Aim: The entries below contain pictures. Retype everything except those pictures, exactly as given.

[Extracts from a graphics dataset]
.....

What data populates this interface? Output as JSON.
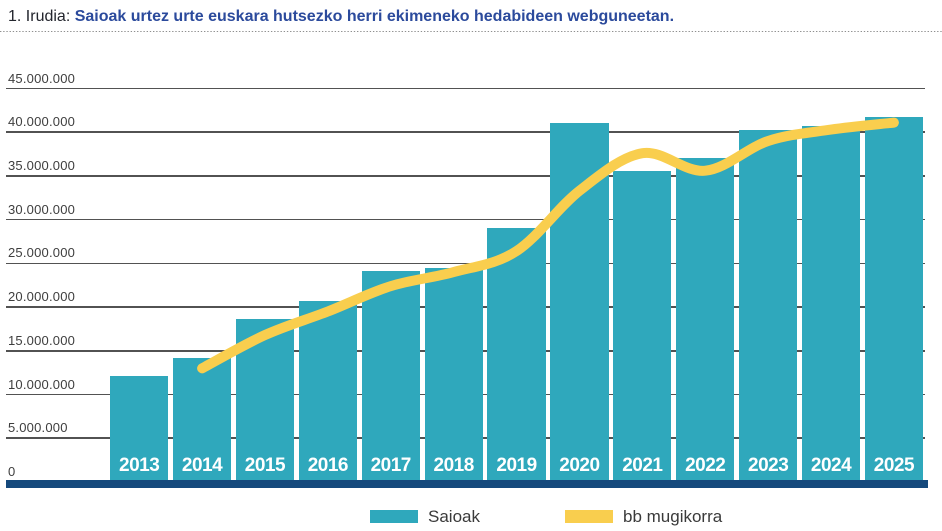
{
  "figure": {
    "label_prefix": "1. Irudia:",
    "title": "Saioak urtez urte euskara hutsezko herri ekimeneko hedabideen webguneetan."
  },
  "chart_data": {
    "type": "bar",
    "title": "Saioak urtez urte euskara hutsezko herri ekimeneko hedabideen webguneetan.",
    "categories": [
      "2013",
      "2014",
      "2015",
      "2016",
      "2017",
      "2018",
      "2019",
      "2020",
      "2021",
      "2022",
      "2023",
      "2024",
      "2025"
    ],
    "series": [
      {
        "name": "Saioak",
        "type": "bar",
        "color": "#2fa8bc",
        "values": [
          12100000,
          14200000,
          18600000,
          20700000,
          24100000,
          24500000,
          29000000,
          41000000,
          35600000,
          37100000,
          40300000,
          40700000,
          41700000
        ]
      },
      {
        "name": "bb mugikorra",
        "type": "line",
        "color": "#f9ce4e",
        "values": [
          null,
          13000000,
          16800000,
          19500000,
          22400000,
          24000000,
          26400000,
          33300000,
          37600000,
          35600000,
          39000000,
          40300000,
          41100000
        ]
      }
    ],
    "ylim": [
      0,
      45000000
    ],
    "ytick_interval": 5000000,
    "yticks": [
      {
        "value": 0,
        "label": "0"
      },
      {
        "value": 5000000,
        "label": "5.000.000"
      },
      {
        "value": 10000000,
        "label": "10.000.000"
      },
      {
        "value": 15000000,
        "label": "15.000.000"
      },
      {
        "value": 20000000,
        "label": "20.000.000"
      },
      {
        "value": 25000000,
        "label": "25.000.000"
      },
      {
        "value": 30000000,
        "label": "30.000.000"
      },
      {
        "value": 35000000,
        "label": "35.000.000"
      },
      {
        "value": 40000000,
        "label": "40.000.000"
      },
      {
        "value": 45000000,
        "label": "45.000.000"
      }
    ],
    "grid": "horizontal",
    "legend_position": "bottom"
  },
  "legend": {
    "items": [
      {
        "label": "Saioak",
        "color": "#2fa8bc"
      },
      {
        "label": "bb mugikorra",
        "color": "#f9ce4e"
      }
    ]
  },
  "colors": {
    "bar": "#2fa8bc",
    "line": "#f9ce4e",
    "baseline": "#15497c",
    "title_accent": "#2b4a9c",
    "gridline": "#525252"
  }
}
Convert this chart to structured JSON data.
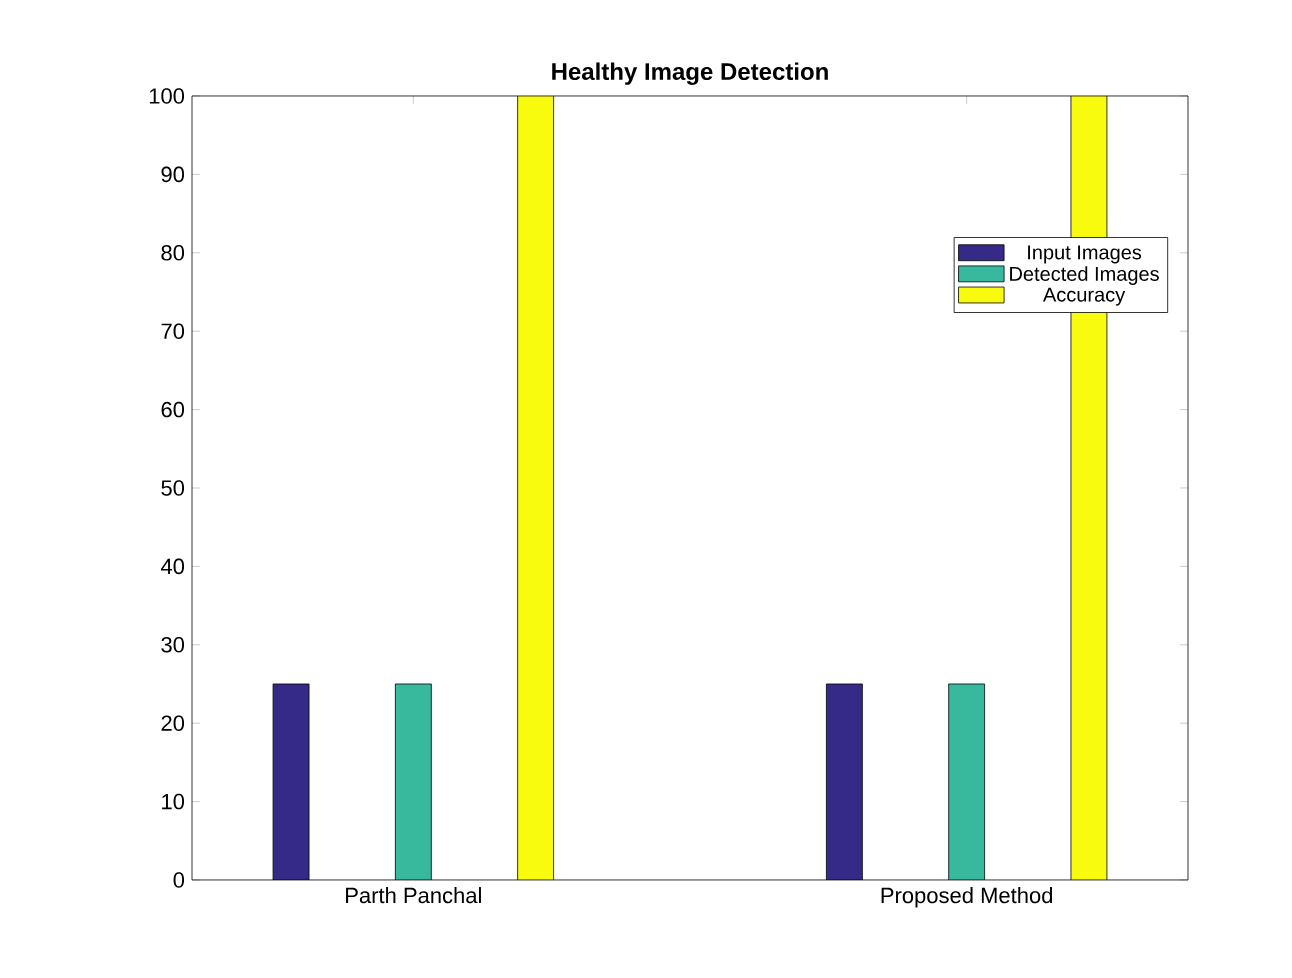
{
  "chart_data": {
    "type": "bar",
    "title": "Healthy Image Detection",
    "categories": [
      "Parth Panchal",
      "Proposed Method"
    ],
    "series": [
      {
        "name": "Input Images",
        "color": "#352a87",
        "values": [
          25,
          25
        ]
      },
      {
        "name": "Detected Images",
        "color": "#38b99e",
        "values": [
          25,
          25
        ]
      },
      {
        "name": "Accuracy",
        "color": "#f9fb0e",
        "values": [
          100,
          100
        ]
      }
    ],
    "ylim": [
      0,
      100
    ],
    "yticks": [
      0,
      10,
      20,
      30,
      40,
      50,
      60,
      70,
      80,
      90,
      100
    ],
    "grid": false,
    "legend": "top right"
  }
}
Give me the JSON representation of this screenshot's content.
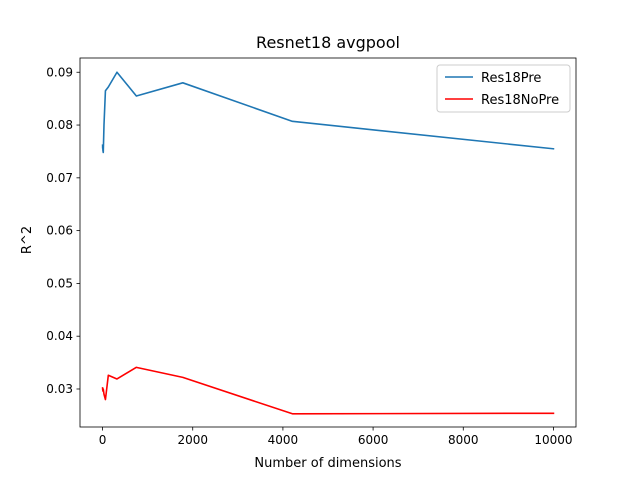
{
  "chart_data": {
    "type": "line",
    "title": "Resnet18 avgpool",
    "xlabel": "Number of dimensions",
    "ylabel": "R^2",
    "xlim": [
      -500,
      10500
    ],
    "ylim": [
      0.0228,
      0.0927
    ],
    "xticks": [
      0,
      2000,
      4000,
      6000,
      8000,
      10000
    ],
    "xtick_labels": [
      "0",
      "2000",
      "4000",
      "6000",
      "8000",
      "10000"
    ],
    "yticks": [
      0.03,
      0.04,
      0.05,
      0.06,
      0.07,
      0.08,
      0.09
    ],
    "ytick_labels": [
      "0.03",
      "0.04",
      "0.05",
      "0.06",
      "0.07",
      "0.08",
      "0.09"
    ],
    "grid": false,
    "legend_position": "upper right",
    "series": [
      {
        "name": "Res18Pre",
        "color": "#1f77b4",
        "x": [
          1,
          2,
          4,
          8,
          16,
          32,
          64,
          128,
          320,
          750,
          1780,
          4210,
          10000
        ],
        "y": [
          0.0762,
          0.0756,
          0.076,
          0.0752,
          0.0748,
          0.08,
          0.0865,
          0.0872,
          0.09,
          0.0855,
          0.088,
          0.0807,
          0.0755
        ]
      },
      {
        "name": "Res18NoPre",
        "color": "#ff0000",
        "x": [
          1,
          2,
          4,
          8,
          16,
          32,
          64,
          128,
          320,
          750,
          1780,
          4210,
          10000
        ],
        "y": [
          0.0302,
          0.0299,
          0.03,
          0.0296,
          0.03,
          0.029,
          0.028,
          0.0326,
          0.0319,
          0.0341,
          0.0322,
          0.0253,
          0.0254
        ]
      }
    ]
  }
}
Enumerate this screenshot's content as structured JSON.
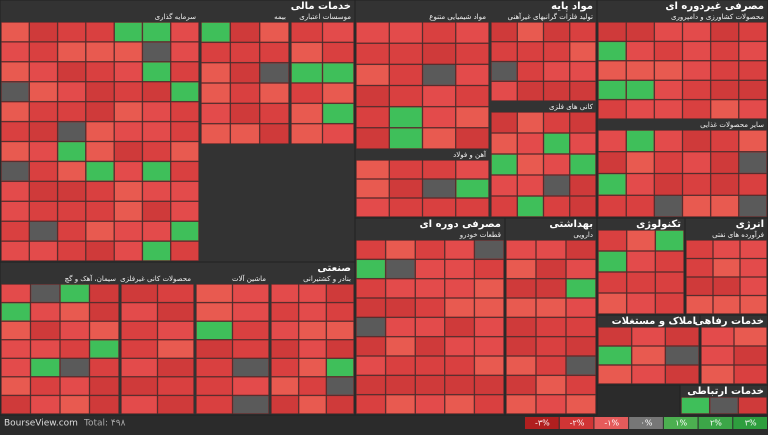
{
  "sectors": [
    {
      "title": "خدمات مالی",
      "groups": [
        "سرمایه گذاری",
        "بیمه",
        "موسسات اعتباری"
      ]
    },
    {
      "title": "مواد پایه",
      "groups": [
        "مواد شیمیایی متنوع",
        "تولید فلزات گرانبهای غیرآهنی",
        "آهن و فولاد",
        "کانی های فلزی"
      ]
    },
    {
      "title": "مصرفی غیردوره ای",
      "groups": [
        "محصولات کشاورزی و دامپروری",
        "سایر محصولات غذایی"
      ]
    },
    {
      "title": "صنعتی",
      "groups": [
        "سیمان، آهک و گچ",
        "محصولات کانی غیرفلزی",
        "ماشین آلات",
        "بنادر و کشتیرانی"
      ]
    },
    {
      "title": "مصرفی دوره ای",
      "groups": [
        "قطعات خودرو"
      ]
    },
    {
      "title": "بهداشتی",
      "groups": [
        "دارویی"
      ]
    },
    {
      "title": "تکنولوژی",
      "groups": []
    },
    {
      "title": "انرژی",
      "groups": [
        "فرآورده های نفتی"
      ]
    },
    {
      "title": "املاک و مستغلات",
      "groups": []
    },
    {
      "title": "خدمات رفاهی",
      "groups": []
    },
    {
      "title": "خدمات ارتباطی",
      "groups": []
    }
  ],
  "footer": {
    "site": "BourseView.com",
    "total": "Total: ۴۹۸"
  },
  "legend": [
    "-۳%",
    "-۲%",
    "-۱%",
    "۰%",
    "۱%",
    "۲%",
    "۳%"
  ]
}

.....

Expected answer:
What data populates this interface? Output as JSON.
{
  "figure": {
    "label_prefix": "1. Irudia:",
    "title": "Saioak urtez urte euskara hutsezko herri ekimeneko hedabideen webguneetan."
  },
  "chart_data": {
    "type": "bar",
    "title": "Saioak urtez urte euskara hutsezko herri ekimeneko hedabideen webguneetan.",
    "categories": [
      "2013",
      "2014",
      "2015",
      "2016",
      "2017",
      "2018",
      "2019",
      "2020",
      "2021",
      "2022",
      "2023",
      "2024",
      "2025"
    ],
    "series": [
      {
        "name": "Saioak",
        "type": "bar",
        "color": "#2fa8bc",
        "values": [
          12100000,
          14200000,
          18600000,
          20700000,
          24100000,
          24500000,
          29000000,
          41000000,
          35600000,
          37100000,
          40300000,
          40700000,
          41700000
        ]
      },
      {
        "name": "bb mugikorra",
        "type": "line",
        "color": "#f9ce4e",
        "values": [
          null,
          13000000,
          16800000,
          19500000,
          22400000,
          24000000,
          26400000,
          33300000,
          37600000,
          35600000,
          39000000,
          40300000,
          41100000
        ]
      }
    ],
    "ylim": [
      0,
      45000000
    ],
    "ytick_interval": 5000000,
    "yticks": [
      {
        "value": 0,
        "label": "0"
      },
      {
        "value": 5000000,
        "label": "5.000.000"
      },
      {
        "value": 10000000,
        "label": "10.000.000"
      },
      {
        "value": 15000000,
        "label": "15.000.000"
      },
      {
        "value": 20000000,
        "label": "20.000.000"
      },
      {
        "value": 25000000,
        "label": "25.000.000"
      },
      {
        "value": 30000000,
        "label": "30.000.000"
      },
      {
        "value": 35000000,
        "label": "35.000.000"
      },
      {
        "value": 40000000,
        "label": "40.000.000"
      },
      {
        "value": 45000000,
        "label": "45.000.000"
      }
    ],
    "grid": "horizontal",
    "legend_position": "bottom"
  },
  "legend": {
    "items": [
      {
        "label": "Saioak",
        "color": "#2fa8bc"
      },
      {
        "label": "bb mugikorra",
        "color": "#f9ce4e"
      }
    ]
  },
  "colors": {
    "bar": "#2fa8bc",
    "line": "#f9ce4e",
    "baseline": "#15497c",
    "title_accent": "#2b4a9c",
    "gridline": "#525252"
  }
}
Convert this chart to structured JSON data.
{
  "chart_data": {
    "type": "bar",
    "title": "Healthy Image Detection",
    "categories": [
      "Parth Panchal",
      "Proposed Method"
    ],
    "series": [
      {
        "name": "Input Images",
        "color": "#352a87",
        "values": [
          25,
          25
        ]
      },
      {
        "name": "Detected Images",
        "color": "#38b99e",
        "values": [
          25,
          25
        ]
      },
      {
        "name": "Accuracy",
        "color": "#f9fb0e",
        "values": [
          100,
          100
        ]
      }
    ],
    "ylim": [
      0,
      100
    ],
    "yticks": [
      0,
      10,
      20,
      30,
      40,
      50,
      60,
      70,
      80,
      90,
      100
    ],
    "grid": false,
    "legend": "top right"
  }
}
Give me the JSON representation of this screenshot's content.
{
  "chart_data": {
    "type": "line",
    "title": "Resnet18 avgpool",
    "xlabel": "Number of dimensions",
    "ylabel": "R^2",
    "xlim": [
      -500,
      10500
    ],
    "ylim": [
      0.0228,
      0.0927
    ],
    "xticks": [
      0,
      2000,
      4000,
      6000,
      8000,
      10000
    ],
    "xtick_labels": [
      "0",
      "2000",
      "4000",
      "6000",
      "8000",
      "10000"
    ],
    "yticks": [
      0.03,
      0.04,
      0.05,
      0.06,
      0.07,
      0.08,
      0.09
    ],
    "ytick_labels": [
      "0.03",
      "0.04",
      "0.05",
      "0.06",
      "0.07",
      "0.08",
      "0.09"
    ],
    "grid": false,
    "legend_position": "upper right",
    "series": [
      {
        "name": "Res18Pre",
        "color": "#1f77b4",
        "x": [
          1,
          2,
          4,
          8,
          16,
          32,
          64,
          128,
          320,
          750,
          1780,
          4210,
          10000
        ],
        "y": [
          0.0762,
          0.0756,
          0.076,
          0.0752,
          0.0748,
          0.08,
          0.0865,
          0.0872,
          0.09,
          0.0855,
          0.088,
          0.0807,
          0.0755
        ]
      },
      {
        "name": "Res18NoPre",
        "color": "#ff0000",
        "x": [
          1,
          2,
          4,
          8,
          16,
          32,
          64,
          128,
          320,
          750,
          1780,
          4210,
          10000
        ],
        "y": [
          0.0302,
          0.0299,
          0.03,
          0.0296,
          0.03,
          0.029,
          0.028,
          0.0326,
          0.0319,
          0.0341,
          0.0322,
          0.0253,
          0.0254
        ]
      }
    ]
  }
}
Enumerate this screenshot's content as structured JSON.
{
  "sectors": [
    {
      "title": "خدمات مالی",
      "groups": [
        "سرمایه گذاری",
        "بیمه",
        "موسسات اعتباری"
      ]
    },
    {
      "title": "مواد پایه",
      "groups": [
        "مواد شیمیایی متنوع",
        "تولید فلزات گرانبهای غیرآهنی",
        "آهن و فولاد",
        "کانی های فلزی"
      ]
    },
    {
      "title": "مصرفی غیردوره ای",
      "groups": [
        "محصولات کشاورزی و دامپروری",
        "سایر محصولات غذایی"
      ]
    },
    {
      "title": "صنعتی",
      "groups": [
        "سیمان، آهک و گچ",
        "محصولات کانی غیرفلزی",
        "ماشین آلات",
        "بنادر و کشتیرانی"
      ]
    },
    {
      "title": "مصرفی دوره ای",
      "groups": [
        "قطعات خودرو"
      ]
    },
    {
      "title": "بهداشتی",
      "groups": [
        "دارویی"
      ]
    },
    {
      "title": "تکنولوژی",
      "groups": []
    },
    {
      "title": "انرژی",
      "groups": [
        "فرآورده های نفتی"
      ]
    },
    {
      "title": "املاک و مستغلات",
      "groups": []
    },
    {
      "title": "خدمات رفاهی",
      "groups": []
    },
    {
      "title": "خدمات ارتباطی",
      "groups": []
    }
  ],
  "footer": {
    "site": "BourseView.com",
    "total": "Total: ۴۹۸"
  },
  "legend": [
    "-۳%",
    "-۲%",
    "-۱%",
    "۰%",
    "۱%",
    "۲%",
    "۳%"
  ]
}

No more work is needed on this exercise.